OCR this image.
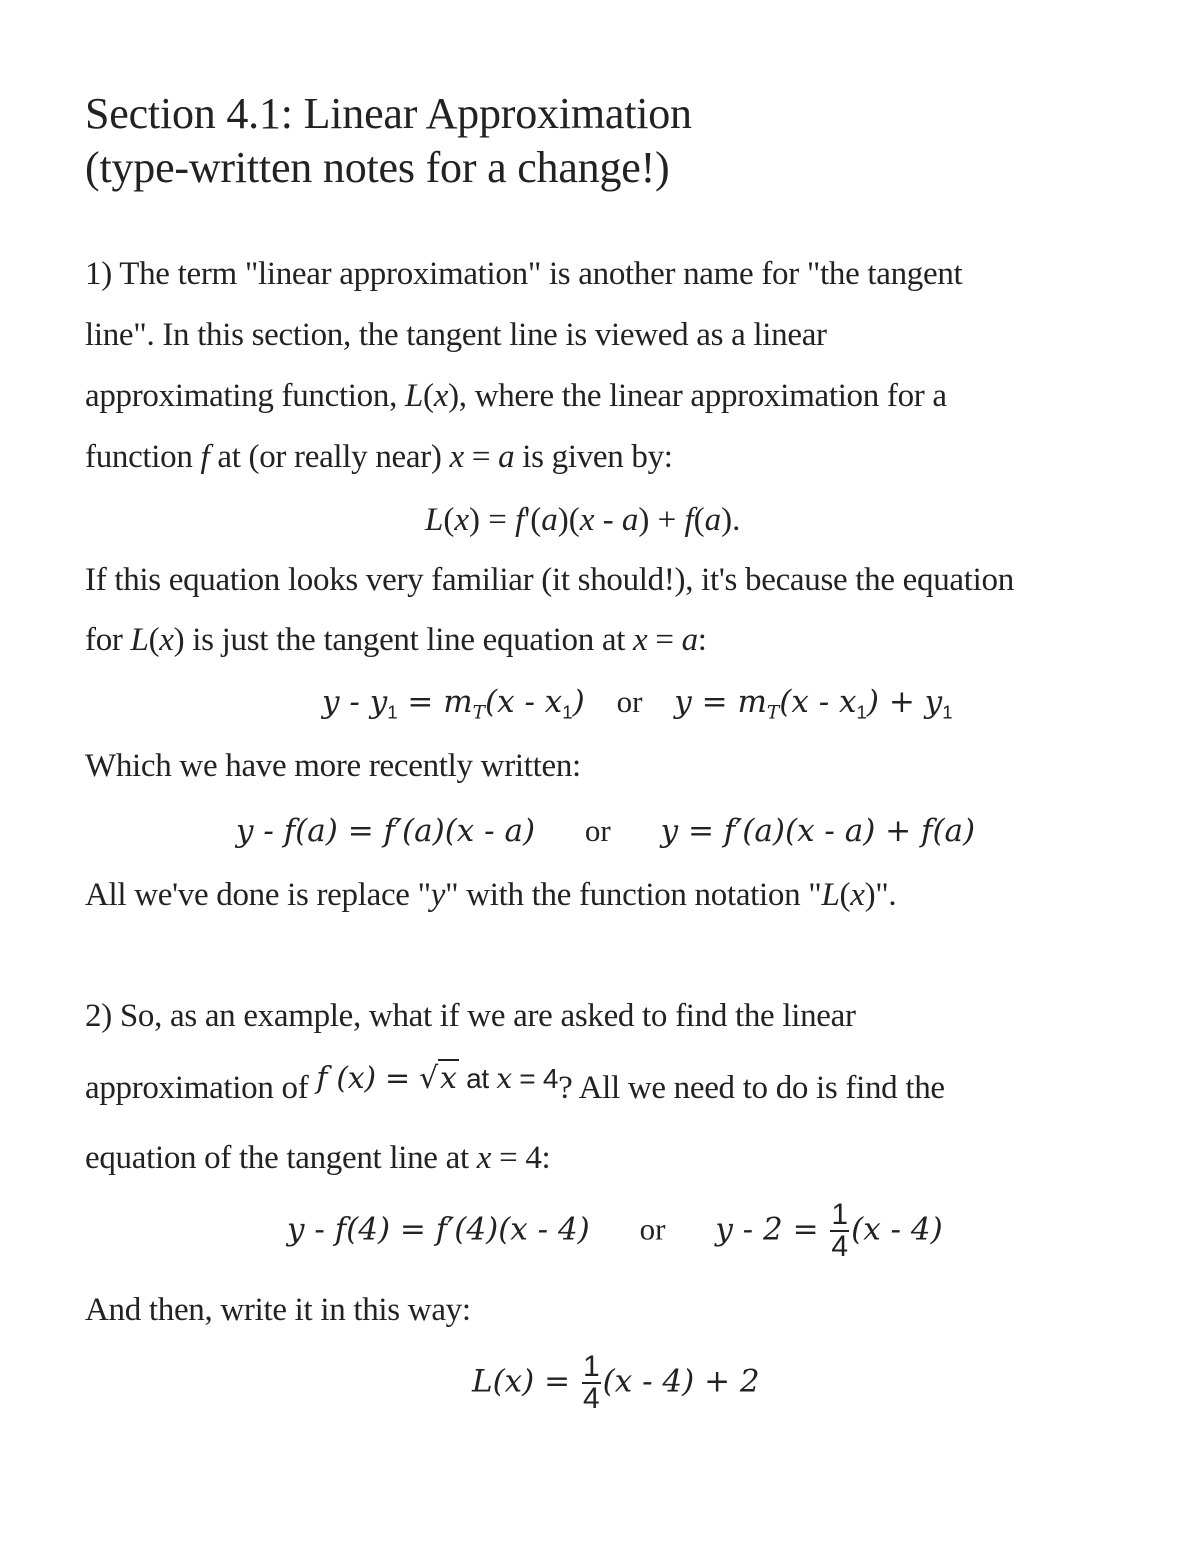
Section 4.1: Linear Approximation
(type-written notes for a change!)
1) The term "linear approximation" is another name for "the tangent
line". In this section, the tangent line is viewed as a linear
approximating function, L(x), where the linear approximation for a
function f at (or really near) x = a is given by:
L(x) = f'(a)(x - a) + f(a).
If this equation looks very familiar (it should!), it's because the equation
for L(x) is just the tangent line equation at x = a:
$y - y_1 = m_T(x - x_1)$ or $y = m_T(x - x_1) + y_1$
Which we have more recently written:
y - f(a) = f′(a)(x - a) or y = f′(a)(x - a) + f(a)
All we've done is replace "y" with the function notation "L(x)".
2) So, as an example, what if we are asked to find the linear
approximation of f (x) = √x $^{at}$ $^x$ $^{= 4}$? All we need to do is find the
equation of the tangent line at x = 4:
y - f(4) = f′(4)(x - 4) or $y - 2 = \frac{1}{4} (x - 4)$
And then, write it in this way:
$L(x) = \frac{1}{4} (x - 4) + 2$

----------

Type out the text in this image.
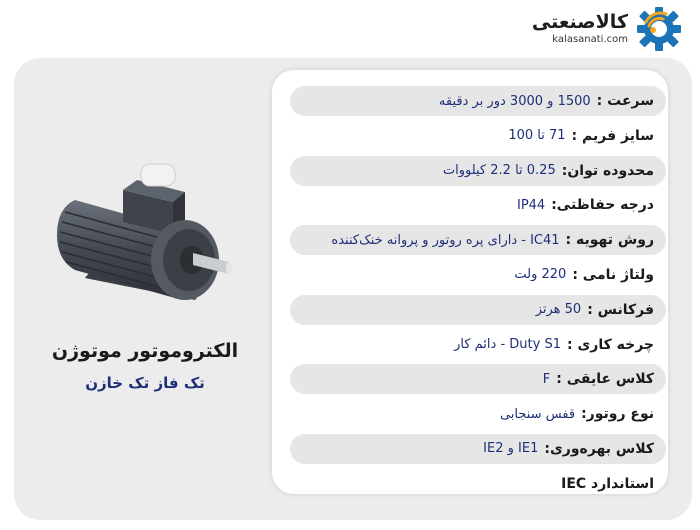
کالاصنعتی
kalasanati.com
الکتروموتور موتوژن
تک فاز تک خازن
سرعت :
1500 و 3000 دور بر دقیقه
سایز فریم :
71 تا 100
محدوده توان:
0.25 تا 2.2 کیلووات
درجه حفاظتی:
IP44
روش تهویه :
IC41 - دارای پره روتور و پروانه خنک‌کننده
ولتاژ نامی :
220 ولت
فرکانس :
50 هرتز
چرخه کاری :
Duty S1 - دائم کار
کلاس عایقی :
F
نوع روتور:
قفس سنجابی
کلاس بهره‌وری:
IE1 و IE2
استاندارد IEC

----------

▶ **Brief**
Out of the preceding entries, pull every line containing the string "find".

▶ **In response**
2) So, as an example, what if we are asked to find the linear
approximation of f (x) = √x $^{at}$ $^x$ $^{= 4}$? All we need to do is find the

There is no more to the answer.